• Required work:
Make an exact copy of the lines below.

• Input for this task:
******************************
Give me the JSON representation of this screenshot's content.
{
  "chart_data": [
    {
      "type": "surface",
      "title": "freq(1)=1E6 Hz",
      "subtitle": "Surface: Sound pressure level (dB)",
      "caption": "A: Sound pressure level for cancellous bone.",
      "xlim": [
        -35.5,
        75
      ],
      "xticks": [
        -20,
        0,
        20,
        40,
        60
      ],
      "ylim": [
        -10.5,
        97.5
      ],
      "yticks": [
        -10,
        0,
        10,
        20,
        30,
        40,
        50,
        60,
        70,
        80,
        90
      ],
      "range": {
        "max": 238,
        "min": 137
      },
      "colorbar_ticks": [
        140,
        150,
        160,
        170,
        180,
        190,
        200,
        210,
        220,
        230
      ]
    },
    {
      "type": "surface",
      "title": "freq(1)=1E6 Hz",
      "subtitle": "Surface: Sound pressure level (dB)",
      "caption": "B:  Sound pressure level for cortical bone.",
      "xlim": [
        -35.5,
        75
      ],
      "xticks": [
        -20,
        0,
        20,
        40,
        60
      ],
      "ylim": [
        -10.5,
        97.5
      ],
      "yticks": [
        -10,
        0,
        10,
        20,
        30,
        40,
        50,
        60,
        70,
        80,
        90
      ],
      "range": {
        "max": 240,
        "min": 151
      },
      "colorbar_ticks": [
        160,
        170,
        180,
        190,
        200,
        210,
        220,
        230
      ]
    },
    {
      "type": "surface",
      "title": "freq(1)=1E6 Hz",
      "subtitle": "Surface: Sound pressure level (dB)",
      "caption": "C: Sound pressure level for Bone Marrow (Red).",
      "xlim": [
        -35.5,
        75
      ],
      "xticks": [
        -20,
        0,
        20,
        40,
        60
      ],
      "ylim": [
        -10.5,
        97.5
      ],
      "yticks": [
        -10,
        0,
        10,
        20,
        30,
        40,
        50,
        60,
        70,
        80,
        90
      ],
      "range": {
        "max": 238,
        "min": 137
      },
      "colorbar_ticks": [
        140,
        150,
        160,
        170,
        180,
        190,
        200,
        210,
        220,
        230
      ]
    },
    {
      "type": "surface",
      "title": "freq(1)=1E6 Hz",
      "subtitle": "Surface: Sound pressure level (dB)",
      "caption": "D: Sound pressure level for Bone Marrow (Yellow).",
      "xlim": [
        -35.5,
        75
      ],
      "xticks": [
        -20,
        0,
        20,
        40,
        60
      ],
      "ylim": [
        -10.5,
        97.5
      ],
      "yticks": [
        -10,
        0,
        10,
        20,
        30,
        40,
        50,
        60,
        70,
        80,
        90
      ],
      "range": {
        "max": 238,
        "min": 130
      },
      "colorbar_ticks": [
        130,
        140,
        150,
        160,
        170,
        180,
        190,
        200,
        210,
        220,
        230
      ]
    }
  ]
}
******************************
• Task solution:
Give me the JSON representation of this screenshot's content.
{
  "chart_data": [
    {
      "type": "surface",
      "title": "freq(1)=1E6 Hz",
      "subtitle": "Surface: Sound pressure level (dB)",
      "caption": "A: Sound pressure level for cancellous bone.",
      "xlim": [
        -35.5,
        75
      ],
      "xticks": [
        -20,
        0,
        20,
        40,
        60
      ],
      "ylim": [
        -10.5,
        97.5
      ],
      "yticks": [
        -10,
        0,
        10,
        20,
        30,
        40,
        50,
        60,
        70,
        80,
        90
      ],
      "range": {
        "max": 238,
        "min": 137
      },
      "colorbar_ticks": [
        140,
        150,
        160,
        170,
        180,
        190,
        200,
        210,
        220,
        230
      ]
    },
    {
      "type": "surface",
      "title": "freq(1)=1E6 Hz",
      "subtitle": "Surface: Sound pressure level (dB)",
      "caption": "B:  Sound pressure level for cortical bone.",
      "xlim": [
        -35.5,
        75
      ],
      "xticks": [
        -20,
        0,
        20,
        40,
        60
      ],
      "ylim": [
        -10.5,
        97.5
      ],
      "yticks": [
        -10,
        0,
        10,
        20,
        30,
        40,
        50,
        60,
        70,
        80,
        90
      ],
      "range": {
        "max": 240,
        "min": 151
      },
      "colorbar_ticks": [
        160,
        170,
        180,
        190,
        200,
        210,
        220,
        230
      ]
    },
    {
      "type": "surface",
      "title": "freq(1)=1E6 Hz",
      "subtitle": "Surface: Sound pressure level (dB)",
      "caption": "C: Sound pressure level for Bone Marrow (Red).",
      "xlim": [
        -35.5,
        75
      ],
      "xticks": [
        -20,
        0,
        20,
        40,
        60
      ],
      "ylim": [
        -10.5,
        97.5
      ],
      "yticks": [
        -10,
        0,
        10,
        20,
        30,
        40,
        50,
        60,
        70,
        80,
        90
      ],
      "range": {
        "max": 238,
        "min": 137
      },
      "colorbar_ticks": [
        140,
        150,
        160,
        170,
        180,
        190,
        200,
        210,
        220,
        230
      ]
    },
    {
      "type": "surface",
      "title": "freq(1)=1E6 Hz",
      "subtitle": "Surface: Sound pressure level (dB)",
      "caption": "D: Sound pressure level for Bone Marrow (Yellow).",
      "xlim": [
        -35.5,
        75
      ],
      "xticks": [
        -20,
        0,
        20,
        40,
        60
      ],
      "ylim": [
        -10.5,
        97.5
      ],
      "yticks": [
        -10,
        0,
        10,
        20,
        30,
        40,
        50,
        60,
        70,
        80,
        90
      ],
      "range": {
        "max": 238,
        "min": 130
      },
      "colorbar_ticks": [
        130,
        140,
        150,
        160,
        170,
        180,
        190,
        200,
        210,
        220,
        230
      ]
    }
  ]
}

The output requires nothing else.